§ WRITTEN INSTRUCTION:
Find each line with "Nutzer" and copy it.
————
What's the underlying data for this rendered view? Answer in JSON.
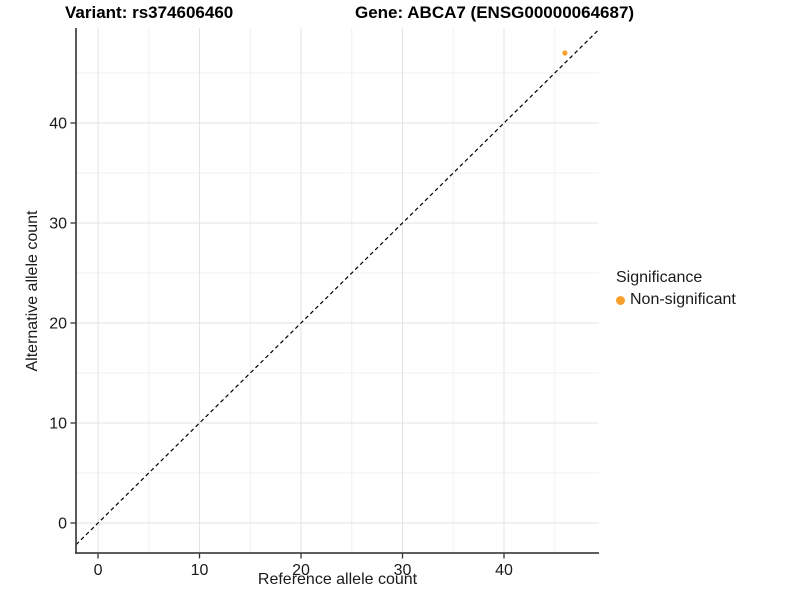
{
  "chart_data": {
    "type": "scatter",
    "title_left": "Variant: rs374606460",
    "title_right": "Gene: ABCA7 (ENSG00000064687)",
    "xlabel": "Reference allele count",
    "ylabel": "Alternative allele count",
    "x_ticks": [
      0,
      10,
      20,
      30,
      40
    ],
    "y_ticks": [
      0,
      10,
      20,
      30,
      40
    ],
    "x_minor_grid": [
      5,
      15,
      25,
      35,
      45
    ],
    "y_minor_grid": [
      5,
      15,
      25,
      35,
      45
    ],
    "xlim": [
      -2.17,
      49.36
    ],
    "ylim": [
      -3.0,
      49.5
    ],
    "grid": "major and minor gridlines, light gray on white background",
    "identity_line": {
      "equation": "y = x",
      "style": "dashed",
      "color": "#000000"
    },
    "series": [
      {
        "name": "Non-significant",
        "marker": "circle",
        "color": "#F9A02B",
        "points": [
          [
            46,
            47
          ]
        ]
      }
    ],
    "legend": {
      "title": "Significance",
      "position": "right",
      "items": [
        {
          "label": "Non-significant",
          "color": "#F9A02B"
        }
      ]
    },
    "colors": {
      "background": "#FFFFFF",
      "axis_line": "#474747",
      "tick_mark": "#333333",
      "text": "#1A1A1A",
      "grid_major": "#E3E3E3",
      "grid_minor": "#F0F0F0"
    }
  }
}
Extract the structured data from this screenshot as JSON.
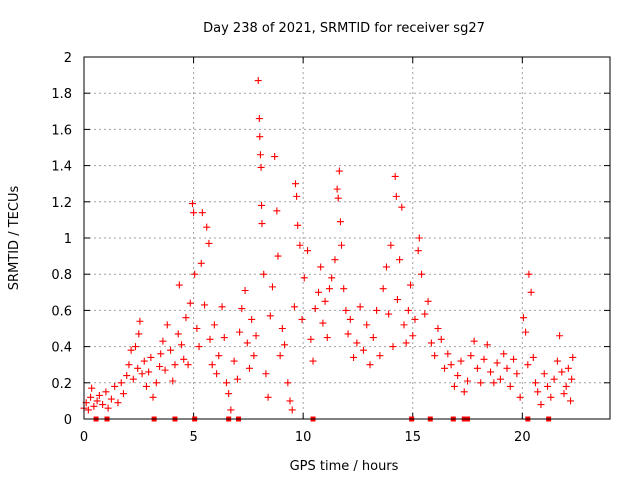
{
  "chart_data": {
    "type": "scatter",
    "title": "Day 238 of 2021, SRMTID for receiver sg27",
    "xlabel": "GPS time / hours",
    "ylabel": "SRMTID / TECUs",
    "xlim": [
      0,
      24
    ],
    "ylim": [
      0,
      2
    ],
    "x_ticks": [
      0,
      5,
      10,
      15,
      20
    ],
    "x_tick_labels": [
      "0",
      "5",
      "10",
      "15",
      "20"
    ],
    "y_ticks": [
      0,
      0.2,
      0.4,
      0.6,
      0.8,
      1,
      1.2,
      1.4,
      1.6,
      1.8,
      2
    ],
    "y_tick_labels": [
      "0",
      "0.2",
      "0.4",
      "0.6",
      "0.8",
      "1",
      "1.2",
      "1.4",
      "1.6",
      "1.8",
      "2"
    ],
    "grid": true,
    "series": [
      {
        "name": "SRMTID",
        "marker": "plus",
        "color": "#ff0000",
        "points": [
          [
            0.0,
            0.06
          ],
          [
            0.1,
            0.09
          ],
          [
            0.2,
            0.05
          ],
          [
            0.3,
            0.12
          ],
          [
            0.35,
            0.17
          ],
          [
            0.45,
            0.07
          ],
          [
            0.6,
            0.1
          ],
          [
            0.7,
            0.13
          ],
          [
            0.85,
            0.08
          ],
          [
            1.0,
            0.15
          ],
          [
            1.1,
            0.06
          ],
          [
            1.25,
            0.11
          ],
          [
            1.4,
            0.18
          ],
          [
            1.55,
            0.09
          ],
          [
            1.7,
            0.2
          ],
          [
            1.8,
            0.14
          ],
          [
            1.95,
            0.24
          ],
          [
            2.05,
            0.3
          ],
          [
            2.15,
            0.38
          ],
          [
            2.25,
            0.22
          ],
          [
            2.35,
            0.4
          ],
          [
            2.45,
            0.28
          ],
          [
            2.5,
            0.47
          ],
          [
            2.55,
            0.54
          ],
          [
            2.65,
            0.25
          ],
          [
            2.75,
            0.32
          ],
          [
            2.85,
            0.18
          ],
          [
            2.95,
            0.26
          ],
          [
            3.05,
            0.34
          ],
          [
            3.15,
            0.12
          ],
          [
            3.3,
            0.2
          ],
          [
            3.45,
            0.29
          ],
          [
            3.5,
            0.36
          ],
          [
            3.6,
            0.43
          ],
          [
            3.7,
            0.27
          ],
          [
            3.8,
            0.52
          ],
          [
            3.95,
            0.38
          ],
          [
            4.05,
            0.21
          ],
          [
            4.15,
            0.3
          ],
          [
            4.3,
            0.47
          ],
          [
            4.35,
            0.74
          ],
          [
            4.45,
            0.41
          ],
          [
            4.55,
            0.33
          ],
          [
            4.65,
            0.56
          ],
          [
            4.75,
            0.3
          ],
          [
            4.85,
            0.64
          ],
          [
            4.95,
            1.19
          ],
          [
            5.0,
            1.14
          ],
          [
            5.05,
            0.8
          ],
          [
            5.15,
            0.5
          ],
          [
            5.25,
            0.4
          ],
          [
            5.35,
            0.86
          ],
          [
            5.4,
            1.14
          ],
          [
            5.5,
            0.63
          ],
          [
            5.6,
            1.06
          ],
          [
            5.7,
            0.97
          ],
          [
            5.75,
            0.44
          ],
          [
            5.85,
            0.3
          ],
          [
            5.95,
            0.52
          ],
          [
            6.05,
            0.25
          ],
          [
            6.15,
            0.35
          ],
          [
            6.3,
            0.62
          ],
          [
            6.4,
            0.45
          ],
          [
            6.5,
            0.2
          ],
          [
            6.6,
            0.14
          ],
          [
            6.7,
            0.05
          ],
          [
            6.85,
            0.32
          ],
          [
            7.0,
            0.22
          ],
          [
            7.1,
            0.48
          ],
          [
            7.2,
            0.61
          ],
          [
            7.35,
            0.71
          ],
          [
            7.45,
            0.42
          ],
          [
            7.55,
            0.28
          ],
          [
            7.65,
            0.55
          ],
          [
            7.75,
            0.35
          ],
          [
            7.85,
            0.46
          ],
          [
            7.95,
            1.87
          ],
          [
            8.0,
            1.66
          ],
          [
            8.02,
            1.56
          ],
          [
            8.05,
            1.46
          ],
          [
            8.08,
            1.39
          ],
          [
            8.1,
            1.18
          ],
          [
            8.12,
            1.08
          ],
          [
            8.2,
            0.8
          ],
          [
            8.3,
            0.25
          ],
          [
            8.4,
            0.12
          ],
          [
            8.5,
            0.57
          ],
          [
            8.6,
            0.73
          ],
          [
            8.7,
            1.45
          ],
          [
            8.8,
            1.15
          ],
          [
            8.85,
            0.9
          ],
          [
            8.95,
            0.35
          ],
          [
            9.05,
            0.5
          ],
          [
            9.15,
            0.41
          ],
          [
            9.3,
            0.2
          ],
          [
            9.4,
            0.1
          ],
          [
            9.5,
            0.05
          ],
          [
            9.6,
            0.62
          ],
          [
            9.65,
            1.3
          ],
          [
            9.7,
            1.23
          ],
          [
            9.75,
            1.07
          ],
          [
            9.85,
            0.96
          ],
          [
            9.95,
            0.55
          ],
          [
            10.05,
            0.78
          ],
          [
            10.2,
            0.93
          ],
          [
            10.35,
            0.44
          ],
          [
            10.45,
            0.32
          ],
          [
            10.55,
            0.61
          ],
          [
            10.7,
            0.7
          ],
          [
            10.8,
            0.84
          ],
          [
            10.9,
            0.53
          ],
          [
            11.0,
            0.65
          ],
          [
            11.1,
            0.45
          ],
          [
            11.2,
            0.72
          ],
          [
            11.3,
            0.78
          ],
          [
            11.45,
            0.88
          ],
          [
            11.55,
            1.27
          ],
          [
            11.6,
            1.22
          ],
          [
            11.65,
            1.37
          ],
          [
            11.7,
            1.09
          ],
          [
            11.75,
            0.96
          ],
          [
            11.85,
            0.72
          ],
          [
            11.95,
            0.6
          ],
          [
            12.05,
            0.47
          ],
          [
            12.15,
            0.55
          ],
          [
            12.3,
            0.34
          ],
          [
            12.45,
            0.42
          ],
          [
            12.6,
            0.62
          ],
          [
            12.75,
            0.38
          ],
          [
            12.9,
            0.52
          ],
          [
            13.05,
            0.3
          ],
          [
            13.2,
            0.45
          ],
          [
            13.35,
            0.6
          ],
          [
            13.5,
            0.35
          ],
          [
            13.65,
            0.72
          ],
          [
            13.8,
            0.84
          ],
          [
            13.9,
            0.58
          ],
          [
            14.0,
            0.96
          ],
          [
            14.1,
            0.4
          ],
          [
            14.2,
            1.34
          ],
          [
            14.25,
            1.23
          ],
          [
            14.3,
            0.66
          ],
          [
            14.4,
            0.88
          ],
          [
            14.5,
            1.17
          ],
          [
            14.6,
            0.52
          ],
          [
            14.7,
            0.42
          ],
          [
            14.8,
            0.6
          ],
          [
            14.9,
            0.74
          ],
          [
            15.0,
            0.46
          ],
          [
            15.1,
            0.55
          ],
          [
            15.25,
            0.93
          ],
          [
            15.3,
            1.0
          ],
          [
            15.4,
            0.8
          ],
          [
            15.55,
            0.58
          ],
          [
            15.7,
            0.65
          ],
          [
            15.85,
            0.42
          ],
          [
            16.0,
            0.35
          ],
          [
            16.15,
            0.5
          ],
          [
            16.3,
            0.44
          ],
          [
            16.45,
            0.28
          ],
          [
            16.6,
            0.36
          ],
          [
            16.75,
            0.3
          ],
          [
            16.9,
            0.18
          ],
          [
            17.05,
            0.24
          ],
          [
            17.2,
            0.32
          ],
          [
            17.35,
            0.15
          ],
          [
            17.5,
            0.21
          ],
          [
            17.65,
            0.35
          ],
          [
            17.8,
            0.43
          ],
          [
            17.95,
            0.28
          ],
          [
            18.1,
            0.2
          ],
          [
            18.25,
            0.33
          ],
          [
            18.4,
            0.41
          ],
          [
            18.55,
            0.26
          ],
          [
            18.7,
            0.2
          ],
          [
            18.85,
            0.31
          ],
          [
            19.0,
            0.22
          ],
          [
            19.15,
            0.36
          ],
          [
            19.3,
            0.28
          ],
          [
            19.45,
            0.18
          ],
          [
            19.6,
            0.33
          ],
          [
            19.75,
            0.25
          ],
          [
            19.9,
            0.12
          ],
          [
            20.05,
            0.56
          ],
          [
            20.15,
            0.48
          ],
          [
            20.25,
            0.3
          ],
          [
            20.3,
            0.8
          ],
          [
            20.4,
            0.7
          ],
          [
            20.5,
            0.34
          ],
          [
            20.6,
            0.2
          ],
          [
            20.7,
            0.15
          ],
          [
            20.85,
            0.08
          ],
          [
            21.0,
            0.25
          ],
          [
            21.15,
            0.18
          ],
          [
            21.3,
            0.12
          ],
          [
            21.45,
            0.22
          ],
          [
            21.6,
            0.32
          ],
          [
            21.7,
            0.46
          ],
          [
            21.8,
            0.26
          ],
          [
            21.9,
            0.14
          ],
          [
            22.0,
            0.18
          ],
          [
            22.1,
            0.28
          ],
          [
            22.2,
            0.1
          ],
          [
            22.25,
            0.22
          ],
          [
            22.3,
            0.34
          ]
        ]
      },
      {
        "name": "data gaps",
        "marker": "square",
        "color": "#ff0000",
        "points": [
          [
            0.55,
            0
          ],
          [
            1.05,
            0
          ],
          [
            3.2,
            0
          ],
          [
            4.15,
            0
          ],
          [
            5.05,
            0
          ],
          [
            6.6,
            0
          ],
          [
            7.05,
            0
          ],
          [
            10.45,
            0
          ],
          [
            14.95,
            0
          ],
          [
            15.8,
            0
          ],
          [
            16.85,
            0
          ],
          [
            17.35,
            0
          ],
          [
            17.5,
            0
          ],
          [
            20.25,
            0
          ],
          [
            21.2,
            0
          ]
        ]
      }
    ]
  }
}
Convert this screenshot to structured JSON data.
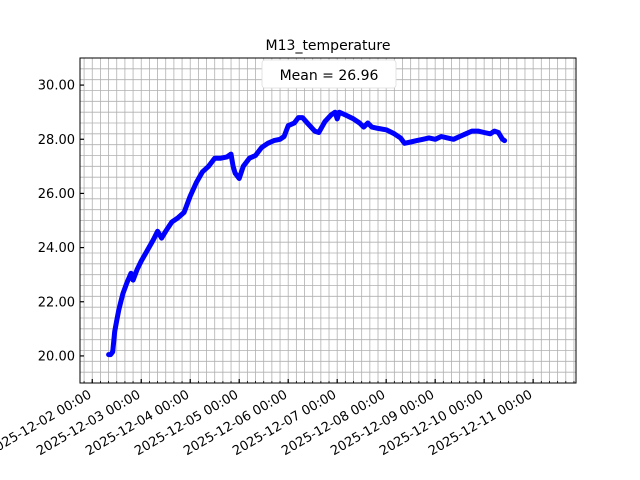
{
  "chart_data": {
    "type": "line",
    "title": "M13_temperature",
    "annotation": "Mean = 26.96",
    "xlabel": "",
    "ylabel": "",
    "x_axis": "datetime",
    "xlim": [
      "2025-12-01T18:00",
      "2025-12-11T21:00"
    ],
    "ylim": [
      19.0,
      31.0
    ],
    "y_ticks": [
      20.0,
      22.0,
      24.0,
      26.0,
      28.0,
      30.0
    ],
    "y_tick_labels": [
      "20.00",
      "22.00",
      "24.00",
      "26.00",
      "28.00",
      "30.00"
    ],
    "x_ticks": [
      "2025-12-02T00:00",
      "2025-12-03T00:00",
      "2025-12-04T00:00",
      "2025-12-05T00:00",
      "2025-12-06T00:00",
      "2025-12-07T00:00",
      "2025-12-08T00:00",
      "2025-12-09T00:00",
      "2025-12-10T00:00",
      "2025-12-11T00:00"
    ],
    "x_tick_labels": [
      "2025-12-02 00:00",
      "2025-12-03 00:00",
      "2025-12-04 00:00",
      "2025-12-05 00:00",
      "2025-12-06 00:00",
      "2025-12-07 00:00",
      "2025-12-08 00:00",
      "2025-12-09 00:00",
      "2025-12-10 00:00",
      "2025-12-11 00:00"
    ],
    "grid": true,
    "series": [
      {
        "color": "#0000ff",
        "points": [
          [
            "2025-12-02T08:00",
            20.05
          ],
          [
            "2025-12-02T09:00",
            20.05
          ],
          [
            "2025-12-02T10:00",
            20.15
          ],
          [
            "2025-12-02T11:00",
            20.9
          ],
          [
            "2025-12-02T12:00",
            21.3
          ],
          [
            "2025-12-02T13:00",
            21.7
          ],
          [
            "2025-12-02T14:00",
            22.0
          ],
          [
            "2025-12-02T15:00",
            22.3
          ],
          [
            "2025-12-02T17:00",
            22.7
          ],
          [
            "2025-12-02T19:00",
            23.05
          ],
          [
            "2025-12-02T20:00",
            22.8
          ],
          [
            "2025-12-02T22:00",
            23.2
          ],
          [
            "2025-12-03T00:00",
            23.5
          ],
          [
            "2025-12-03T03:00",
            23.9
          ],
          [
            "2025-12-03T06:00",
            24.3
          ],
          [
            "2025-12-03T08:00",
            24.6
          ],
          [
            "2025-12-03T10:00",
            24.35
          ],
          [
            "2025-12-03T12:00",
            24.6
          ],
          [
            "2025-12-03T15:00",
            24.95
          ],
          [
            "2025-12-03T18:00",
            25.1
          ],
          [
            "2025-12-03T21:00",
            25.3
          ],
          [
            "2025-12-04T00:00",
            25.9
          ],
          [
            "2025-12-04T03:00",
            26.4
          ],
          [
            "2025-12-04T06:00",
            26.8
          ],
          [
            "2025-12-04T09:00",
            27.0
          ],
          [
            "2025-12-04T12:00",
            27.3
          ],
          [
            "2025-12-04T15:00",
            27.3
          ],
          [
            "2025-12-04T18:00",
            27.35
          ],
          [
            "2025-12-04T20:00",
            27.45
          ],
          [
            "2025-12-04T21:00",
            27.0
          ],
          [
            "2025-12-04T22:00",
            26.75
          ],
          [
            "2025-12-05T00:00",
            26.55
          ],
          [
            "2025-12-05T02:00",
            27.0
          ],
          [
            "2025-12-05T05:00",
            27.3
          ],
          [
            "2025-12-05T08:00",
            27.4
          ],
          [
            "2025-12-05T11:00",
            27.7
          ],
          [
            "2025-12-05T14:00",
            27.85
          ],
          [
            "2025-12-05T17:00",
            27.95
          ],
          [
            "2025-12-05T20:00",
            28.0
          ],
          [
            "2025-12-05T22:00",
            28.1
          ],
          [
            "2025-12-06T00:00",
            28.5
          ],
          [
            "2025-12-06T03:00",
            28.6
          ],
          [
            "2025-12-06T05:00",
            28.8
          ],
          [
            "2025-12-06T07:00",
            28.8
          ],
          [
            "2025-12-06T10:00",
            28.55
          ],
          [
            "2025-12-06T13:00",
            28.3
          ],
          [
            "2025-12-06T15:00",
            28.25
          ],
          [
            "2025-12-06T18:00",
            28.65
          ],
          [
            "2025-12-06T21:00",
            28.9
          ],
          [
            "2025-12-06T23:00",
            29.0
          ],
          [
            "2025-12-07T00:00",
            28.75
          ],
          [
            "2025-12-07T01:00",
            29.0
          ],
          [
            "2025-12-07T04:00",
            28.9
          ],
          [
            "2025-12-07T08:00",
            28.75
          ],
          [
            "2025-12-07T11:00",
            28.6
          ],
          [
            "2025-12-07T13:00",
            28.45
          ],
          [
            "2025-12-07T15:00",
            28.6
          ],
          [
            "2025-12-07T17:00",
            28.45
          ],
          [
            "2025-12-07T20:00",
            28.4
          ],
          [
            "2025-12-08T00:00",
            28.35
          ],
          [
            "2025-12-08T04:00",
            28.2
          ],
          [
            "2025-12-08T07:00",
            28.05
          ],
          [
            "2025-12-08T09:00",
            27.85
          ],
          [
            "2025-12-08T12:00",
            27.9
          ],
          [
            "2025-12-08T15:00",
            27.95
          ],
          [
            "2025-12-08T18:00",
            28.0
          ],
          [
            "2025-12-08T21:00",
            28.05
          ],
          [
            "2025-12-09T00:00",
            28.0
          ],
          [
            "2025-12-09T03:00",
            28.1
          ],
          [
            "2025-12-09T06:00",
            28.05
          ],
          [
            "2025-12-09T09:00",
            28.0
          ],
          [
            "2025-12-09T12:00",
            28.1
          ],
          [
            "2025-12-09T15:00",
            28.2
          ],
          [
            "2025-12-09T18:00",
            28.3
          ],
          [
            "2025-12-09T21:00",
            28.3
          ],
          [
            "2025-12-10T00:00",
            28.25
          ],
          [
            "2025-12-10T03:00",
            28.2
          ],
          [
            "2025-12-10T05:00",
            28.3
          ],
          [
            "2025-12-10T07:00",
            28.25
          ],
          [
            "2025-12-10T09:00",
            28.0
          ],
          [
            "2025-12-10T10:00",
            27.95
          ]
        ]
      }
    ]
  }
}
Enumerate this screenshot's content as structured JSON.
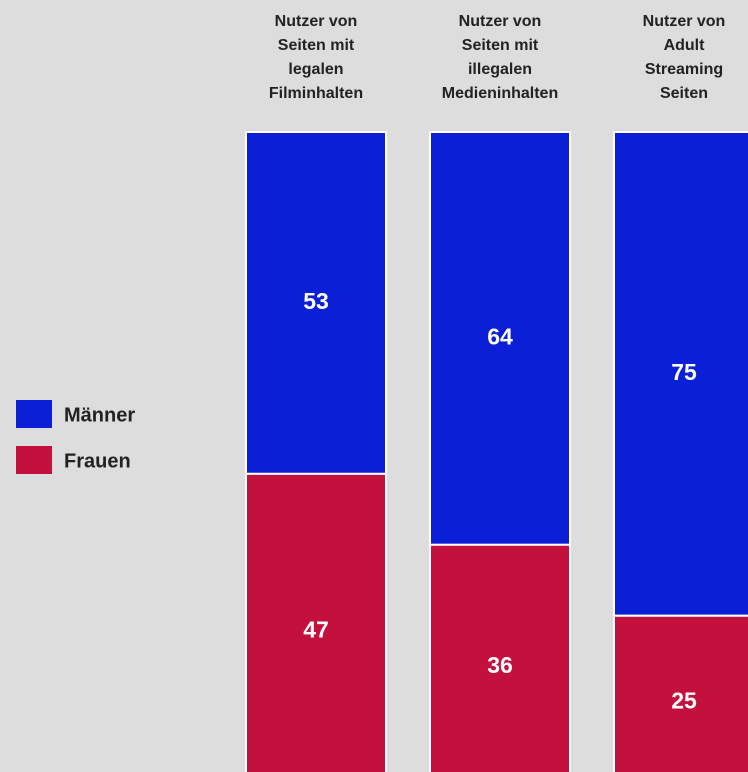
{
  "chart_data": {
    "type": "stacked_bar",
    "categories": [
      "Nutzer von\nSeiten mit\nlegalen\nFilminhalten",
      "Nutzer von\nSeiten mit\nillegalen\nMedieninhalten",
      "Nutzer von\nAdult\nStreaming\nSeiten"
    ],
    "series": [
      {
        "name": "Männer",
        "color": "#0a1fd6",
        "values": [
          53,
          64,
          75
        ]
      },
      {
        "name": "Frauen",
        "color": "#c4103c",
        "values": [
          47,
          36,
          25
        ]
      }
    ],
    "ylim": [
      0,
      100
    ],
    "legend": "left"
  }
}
————
§ EXPECTED OUTPUT:
      "Nutzer von\nSeiten mit\nlegalen\nFilminhalten",
      "Nutzer von\nSeiten mit\nillegalen\nMedieninhalten",
      "Nutzer von\nAdult\nStreaming\nSeiten"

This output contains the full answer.